— START OF Material —
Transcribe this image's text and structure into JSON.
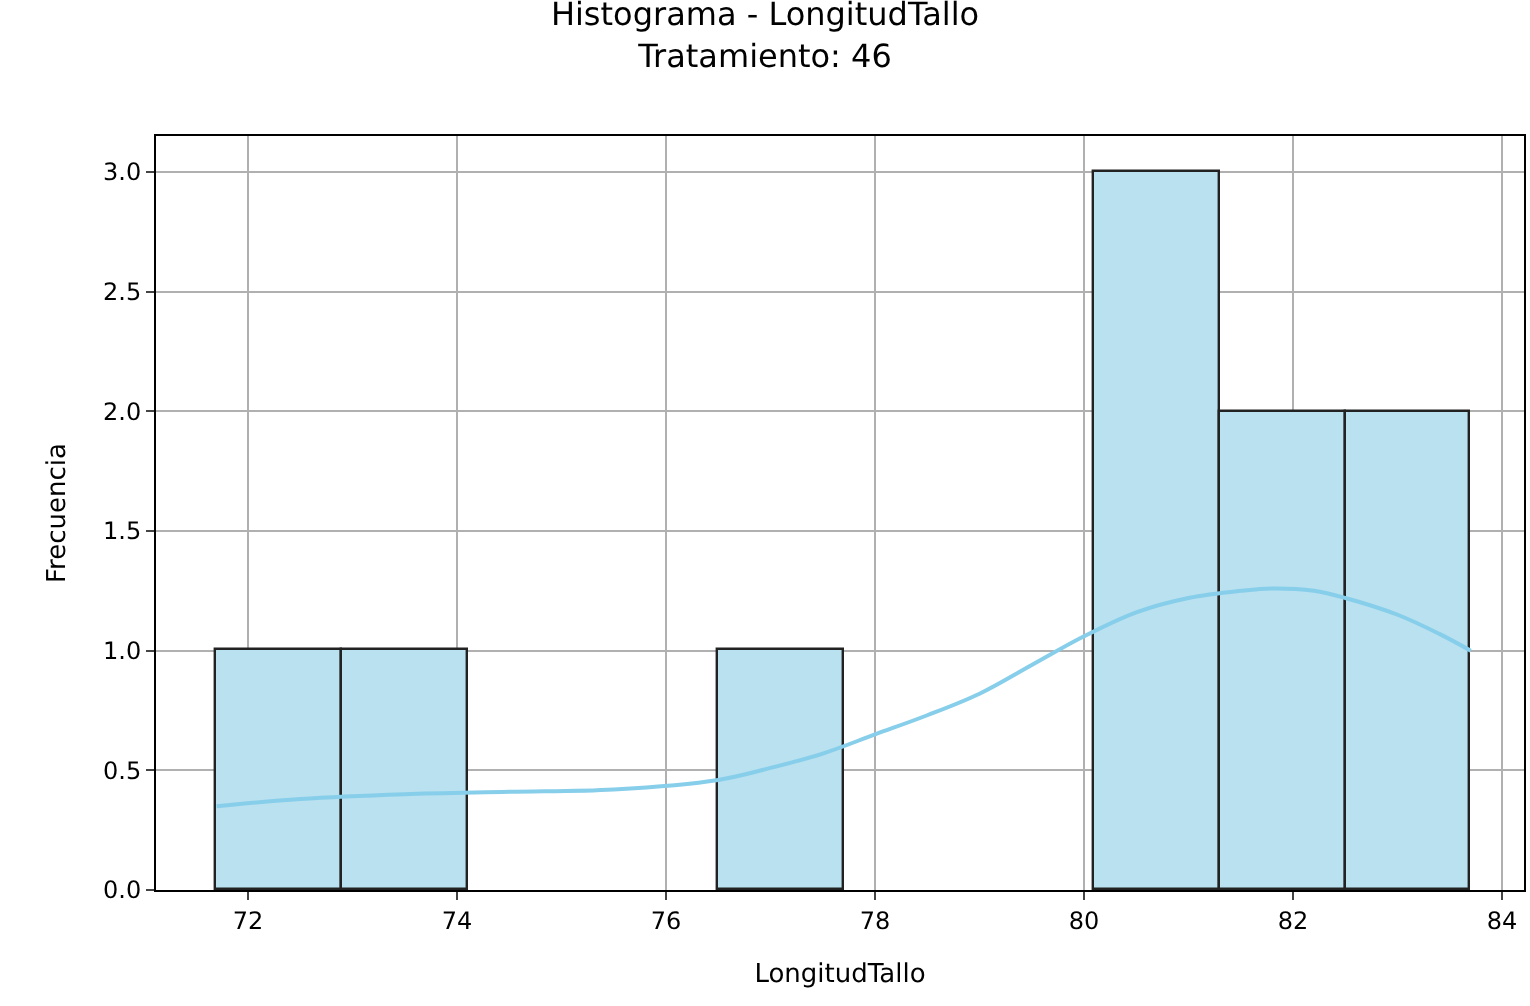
{
  "chart_data": {
    "type": "histogram",
    "title": "Histograma - LongitudTallo",
    "subtitle": "Tratamiento: 46",
    "xlabel": "LongitudTallo",
    "ylabel": "Frecuencia",
    "bins": [
      71.7,
      72.9,
      74.1,
      75.3,
      76.5,
      77.7,
      78.9,
      80.1,
      81.3,
      82.5,
      83.7
    ],
    "values": [
      1,
      1,
      0,
      0,
      1,
      0,
      0,
      3,
      2,
      2
    ],
    "color": "#b9e1ef",
    "series": [
      {
        "type": "line",
        "color": "#87ceeb",
        "x": [
          71.7,
          72.5,
          73.5,
          74.5,
          75.5,
          76.5,
          77.0,
          77.5,
          78.0,
          78.5,
          79.0,
          79.5,
          80.0,
          80.5,
          81.0,
          81.5,
          81.8,
          82.2,
          82.5,
          83.0,
          83.4,
          83.7
        ],
        "values": [
          0.35,
          0.38,
          0.4,
          0.41,
          0.42,
          0.46,
          0.51,
          0.57,
          0.65,
          0.73,
          0.82,
          0.94,
          1.06,
          1.16,
          1.22,
          1.25,
          1.26,
          1.25,
          1.22,
          1.15,
          1.07,
          1.0
        ]
      }
    ],
    "xlim": [
      71.12,
      84.21
    ],
    "xticks": [
      72,
      74,
      76,
      78,
      80,
      82,
      84
    ],
    "ylim": [
      0,
      3.15
    ],
    "yticks": [
      {
        "value": 0,
        "label": "0.0"
      },
      {
        "value": 0.5,
        "label": "0.5"
      },
      {
        "value": 1,
        "label": "1.0"
      },
      {
        "value": 1.5,
        "label": "1.5"
      },
      {
        "value": 2,
        "label": "2.0"
      },
      {
        "value": 2.5,
        "label": "2.5"
      },
      {
        "value": 3,
        "label": "3.0"
      }
    ],
    "grid": true
  }
}
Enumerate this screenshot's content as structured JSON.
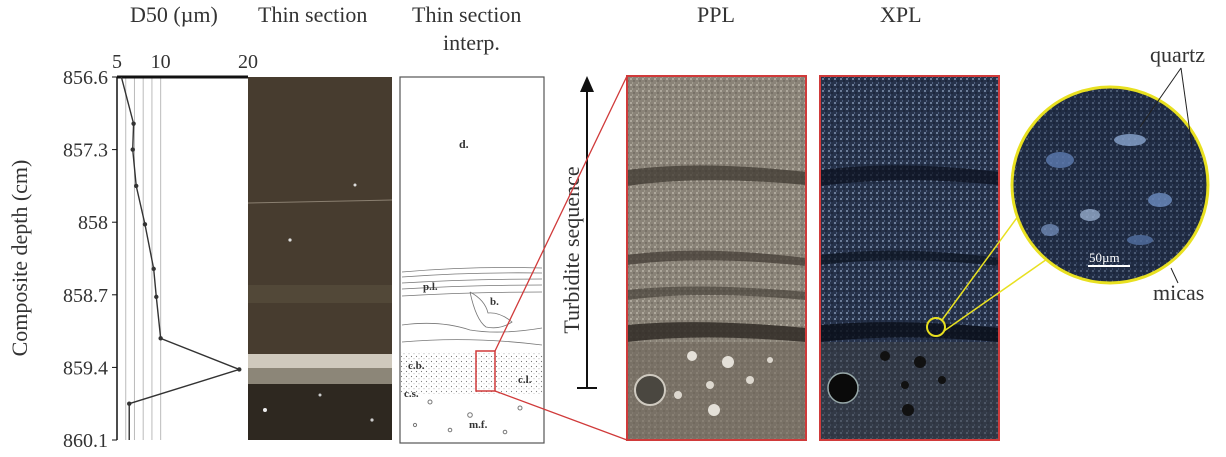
{
  "panels": {
    "d50": {
      "title": "D50 (µm)"
    },
    "thin_section": {
      "title": "Thin section"
    },
    "interp": {
      "title_line1": "Thin section",
      "title_line2": "interp."
    },
    "ppl": {
      "title": "PPL"
    },
    "xpl": {
      "title": "XPL"
    }
  },
  "depth_axis": {
    "label": "Composite depth (cm)",
    "ticks": [
      "856.6",
      "857.3",
      "858",
      "858.7",
      "859.4",
      "860.1"
    ]
  },
  "interp_labels": {
    "d": "d.",
    "pl": "p.l.",
    "b": "b.",
    "cb": "c.b.",
    "cl": "c.l.",
    "cs": "c.s.",
    "mf": "m.f."
  },
  "sequence_label": "Turbidite sequence",
  "callouts": {
    "quartz": "quartz",
    "micas": "micas",
    "scale": "50µm"
  },
  "colors": {
    "highlight_box": "#d03a3a",
    "zoom_circle": "#e8e020",
    "profile_line": "#333333"
  },
  "chart_data": {
    "type": "line",
    "title": "D50 (µm)",
    "xlabel": "D50 (µm)",
    "ylabel": "Composite depth (cm)",
    "xlim": [
      5,
      20
    ],
    "ylim": [
      860.1,
      856.6
    ],
    "x_ticks": [
      5,
      10,
      20
    ],
    "y_ticks": [
      856.6,
      857.3,
      858,
      858.7,
      859.4,
      860.1
    ],
    "grid": true,
    "series": [
      {
        "x": [
          5.5,
          6.9,
          6.8,
          7.2,
          8.2,
          9.2,
          9.5,
          10.0,
          19.0,
          6.4,
          6.4
        ],
        "y": [
          856.6,
          857.05,
          857.3,
          857.65,
          858.02,
          858.45,
          858.72,
          859.12,
          859.42,
          859.75,
          860.1
        ]
      }
    ]
  }
}
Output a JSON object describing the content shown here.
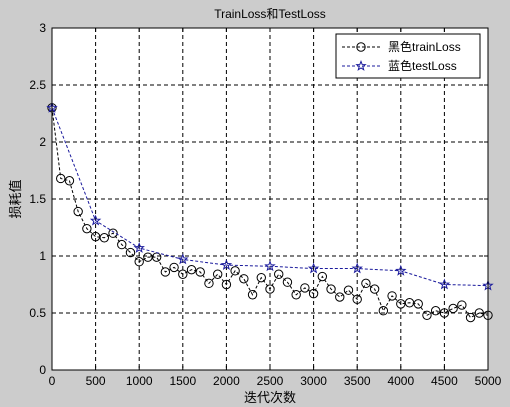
{
  "chart_data": {
    "type": "line",
    "title": "TrainLoss和TestLoss",
    "xlabel": "迭代次数",
    "ylabel": "损耗值",
    "xlim": [
      0,
      5000
    ],
    "ylim": [
      0,
      3
    ],
    "xticks": [
      0,
      500,
      1000,
      1500,
      2000,
      2500,
      3000,
      3500,
      4000,
      4500,
      5000
    ],
    "yticks": [
      0,
      0.5,
      1,
      1.5,
      2,
      2.5,
      3
    ],
    "grid": true,
    "legend_position": "top-right",
    "series": [
      {
        "name": "黑色trainLoss",
        "color": "#000000",
        "marker": "circle",
        "line_style": "dashed",
        "x": [
          0,
          100,
          200,
          300,
          400,
          500,
          600,
          700,
          800,
          900,
          1000,
          1100,
          1200,
          1300,
          1400,
          1500,
          1600,
          1700,
          1800,
          1900,
          2000,
          2100,
          2200,
          2300,
          2400,
          2500,
          2600,
          2700,
          2800,
          2900,
          3000,
          3100,
          3200,
          3300,
          3400,
          3500,
          3600,
          3700,
          3800,
          3900,
          4000,
          4100,
          4200,
          4300,
          4400,
          4500,
          4600,
          4700,
          4800,
          4900,
          5000
        ],
        "y": [
          2.3,
          1.68,
          1.66,
          1.39,
          1.24,
          1.17,
          1.16,
          1.2,
          1.1,
          1.03,
          0.95,
          0.99,
          0.99,
          0.86,
          0.9,
          0.84,
          0.88,
          0.86,
          0.76,
          0.84,
          0.75,
          0.87,
          0.8,
          0.66,
          0.81,
          0.71,
          0.84,
          0.77,
          0.66,
          0.72,
          0.67,
          0.82,
          0.71,
          0.64,
          0.7,
          0.62,
          0.76,
          0.71,
          0.52,
          0.65,
          0.58,
          0.59,
          0.58,
          0.48,
          0.52,
          0.5,
          0.54,
          0.57,
          0.46,
          0.5,
          0.48
        ]
      },
      {
        "name": "蓝色testLoss",
        "color": "#1a1a9c",
        "marker": "star",
        "line_style": "dashed",
        "x": [
          0,
          500,
          1000,
          1500,
          2000,
          2500,
          3000,
          3500,
          4000,
          4500,
          5000
        ],
        "y": [
          2.3,
          1.31,
          1.07,
          0.97,
          0.92,
          0.91,
          0.89,
          0.89,
          0.87,
          0.75,
          0.74
        ]
      }
    ]
  }
}
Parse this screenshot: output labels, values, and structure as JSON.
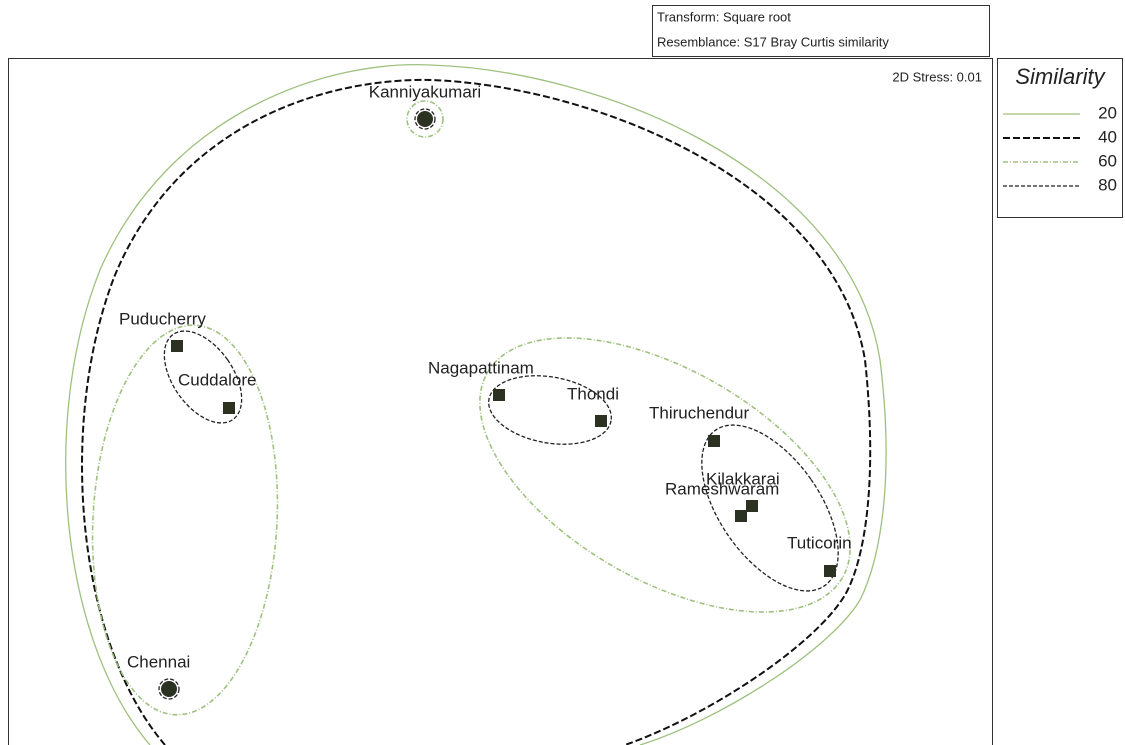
{
  "header": {
    "lines": [
      "Transform: Square root",
      "Resemblance: S17 Bray Curtis similarity"
    ]
  },
  "stress": "2D Stress: 0.01",
  "legend": {
    "title": "Similarity",
    "levels": [
      20,
      40,
      60,
      80
    ]
  },
  "points": [
    "Kanniyakumari",
    "Puducherry",
    "Cuddalore",
    "Chennai",
    "Nagapattinam",
    "Thondi",
    "Thiruchendur",
    "Kilakkarai",
    "Rameshwaram",
    "Tuticorin"
  ]
}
— END OF Material —
Direction: Write every record out again exactly; no pictures belong in the copy.

The output:
Transcribe this image's text and structure into JSON.
{
  "chart_data": {
    "type": "histogram",
    "title": "Histograma - LongitudTallo",
    "subtitle": "Tratamiento: 46",
    "xlabel": "LongitudTallo",
    "ylabel": "Frecuencia",
    "bins": [
      71.7,
      72.9,
      74.1,
      75.3,
      76.5,
      77.7,
      78.9,
      80.1,
      81.3,
      82.5,
      83.7
    ],
    "values": [
      1,
      1,
      0,
      0,
      1,
      0,
      0,
      3,
      2,
      2
    ],
    "color": "#b9e1ef",
    "series": [
      {
        "type": "line",
        "color": "#87ceeb",
        "x": [
          71.7,
          72.5,
          73.5,
          74.5,
          75.5,
          76.5,
          77.0,
          77.5,
          78.0,
          78.5,
          79.0,
          79.5,
          80.0,
          80.5,
          81.0,
          81.5,
          81.8,
          82.2,
          82.5,
          83.0,
          83.4,
          83.7
        ],
        "values": [
          0.35,
          0.38,
          0.4,
          0.41,
          0.42,
          0.46,
          0.51,
          0.57,
          0.65,
          0.73,
          0.82,
          0.94,
          1.06,
          1.16,
          1.22,
          1.25,
          1.26,
          1.25,
          1.22,
          1.15,
          1.07,
          1.0
        ]
      }
    ],
    "xlim": [
      71.12,
      84.21
    ],
    "xticks": [
      72,
      74,
      76,
      78,
      80,
      82,
      84
    ],
    "ylim": [
      0,
      3.15
    ],
    "yticks": [
      {
        "value": 0,
        "label": "0.0"
      },
      {
        "value": 0.5,
        "label": "0.5"
      },
      {
        "value": 1,
        "label": "1.0"
      },
      {
        "value": 1.5,
        "label": "1.5"
      },
      {
        "value": 2,
        "label": "2.0"
      },
      {
        "value": 2.5,
        "label": "2.5"
      },
      {
        "value": 3,
        "label": "3.0"
      }
    ],
    "grid": true
  }
}
Enumerate this screenshot's content as structured JSON.
{
  "panels": {
    "d50": {
      "title": "D50 (µm)"
    },
    "thin_section": {
      "title": "Thin section"
    },
    "interp": {
      "title_line1": "Thin section",
      "title_line2": "interp."
    },
    "ppl": {
      "title": "PPL"
    },
    "xpl": {
      "title": "XPL"
    }
  },
  "depth_axis": {
    "label": "Composite depth (cm)",
    "ticks": [
      "856.6",
      "857.3",
      "858",
      "858.7",
      "859.4",
      "860.1"
    ]
  },
  "interp_labels": {
    "d": "d.",
    "pl": "p.l.",
    "b": "b.",
    "cb": "c.b.",
    "cl": "c.l.",
    "cs": "c.s.",
    "mf": "m.f."
  },
  "sequence_label": "Turbidite sequence",
  "callouts": {
    "quartz": "quartz",
    "micas": "micas",
    "scale": "50µm"
  },
  "colors": {
    "highlight_box": "#d03a3a",
    "zoom_circle": "#e8e020",
    "profile_line": "#333333"
  },
  "chart_data": {
    "type": "line",
    "title": "D50 (µm)",
    "xlabel": "D50 (µm)",
    "ylabel": "Composite depth (cm)",
    "xlim": [
      5,
      20
    ],
    "ylim": [
      860.1,
      856.6
    ],
    "x_ticks": [
      5,
      10,
      20
    ],
    "y_ticks": [
      856.6,
      857.3,
      858,
      858.7,
      859.4,
      860.1
    ],
    "grid": true,
    "series": [
      {
        "x": [
          5.5,
          6.9,
          6.8,
          7.2,
          8.2,
          9.2,
          9.5,
          10.0,
          19.0,
          6.4,
          6.4
        ],
        "y": [
          856.6,
          857.05,
          857.3,
          857.65,
          858.02,
          858.45,
          858.72,
          859.12,
          859.42,
          859.75,
          860.1
        ]
      }
    ]
  }
}
Output a JSON object describing the content shown here.
{
  "chart_data": {
    "type": "line",
    "title": "TrainLoss和TestLoss",
    "xlabel": "迭代次数",
    "ylabel": "损耗值",
    "xlim": [
      0,
      5000
    ],
    "ylim": [
      0,
      3
    ],
    "xticks": [
      0,
      500,
      1000,
      1500,
      2000,
      2500,
      3000,
      3500,
      4000,
      4500,
      5000
    ],
    "yticks": [
      0,
      0.5,
      1,
      1.5,
      2,
      2.5,
      3
    ],
    "grid": true,
    "legend_position": "top-right",
    "series": [
      {
        "name": "黑色trainLoss",
        "color": "#000000",
        "marker": "circle",
        "line_style": "dashed",
        "x": [
          0,
          100,
          200,
          300,
          400,
          500,
          600,
          700,
          800,
          900,
          1000,
          1100,
          1200,
          1300,
          1400,
          1500,
          1600,
          1700,
          1800,
          1900,
          2000,
          2100,
          2200,
          2300,
          2400,
          2500,
          2600,
          2700,
          2800,
          2900,
          3000,
          3100,
          3200,
          3300,
          3400,
          3500,
          3600,
          3700,
          3800,
          3900,
          4000,
          4100,
          4200,
          4300,
          4400,
          4500,
          4600,
          4700,
          4800,
          4900,
          5000
        ],
        "y": [
          2.3,
          1.68,
          1.66,
          1.39,
          1.24,
          1.17,
          1.16,
          1.2,
          1.1,
          1.03,
          0.95,
          0.99,
          0.99,
          0.86,
          0.9,
          0.84,
          0.88,
          0.86,
          0.76,
          0.84,
          0.75,
          0.87,
          0.8,
          0.66,
          0.81,
          0.71,
          0.84,
          0.77,
          0.66,
          0.72,
          0.67,
          0.82,
          0.71,
          0.64,
          0.7,
          0.62,
          0.76,
          0.71,
          0.52,
          0.65,
          0.58,
          0.59,
          0.58,
          0.48,
          0.52,
          0.5,
          0.54,
          0.57,
          0.46,
          0.5,
          0.48
        ]
      },
      {
        "name": "蓝色testLoss",
        "color": "#1a1a9c",
        "marker": "star",
        "line_style": "dashed",
        "x": [
          0,
          500,
          1000,
          1500,
          2000,
          2500,
          3000,
          3500,
          4000,
          4500,
          5000
        ],
        "y": [
          2.3,
          1.31,
          1.07,
          0.97,
          0.92,
          0.91,
          0.89,
          0.89,
          0.87,
          0.75,
          0.74
        ]
      }
    ]
  }
}
Parse this screenshot: output labels, values, and structure as JSON.
{
  "header": {
    "lines": [
      "Transform: Square root",
      "Resemblance: S17 Bray Curtis similarity"
    ]
  },
  "stress": "2D Stress: 0.01",
  "legend": {
    "title": "Similarity",
    "levels": [
      20,
      40,
      60,
      80
    ]
  },
  "points": [
    "Kanniyakumari",
    "Puducherry",
    "Cuddalore",
    "Chennai",
    "Nagapattinam",
    "Thondi",
    "Thiruchendur",
    "Kilakkarai",
    "Rameshwaram",
    "Tuticorin"
  ]
}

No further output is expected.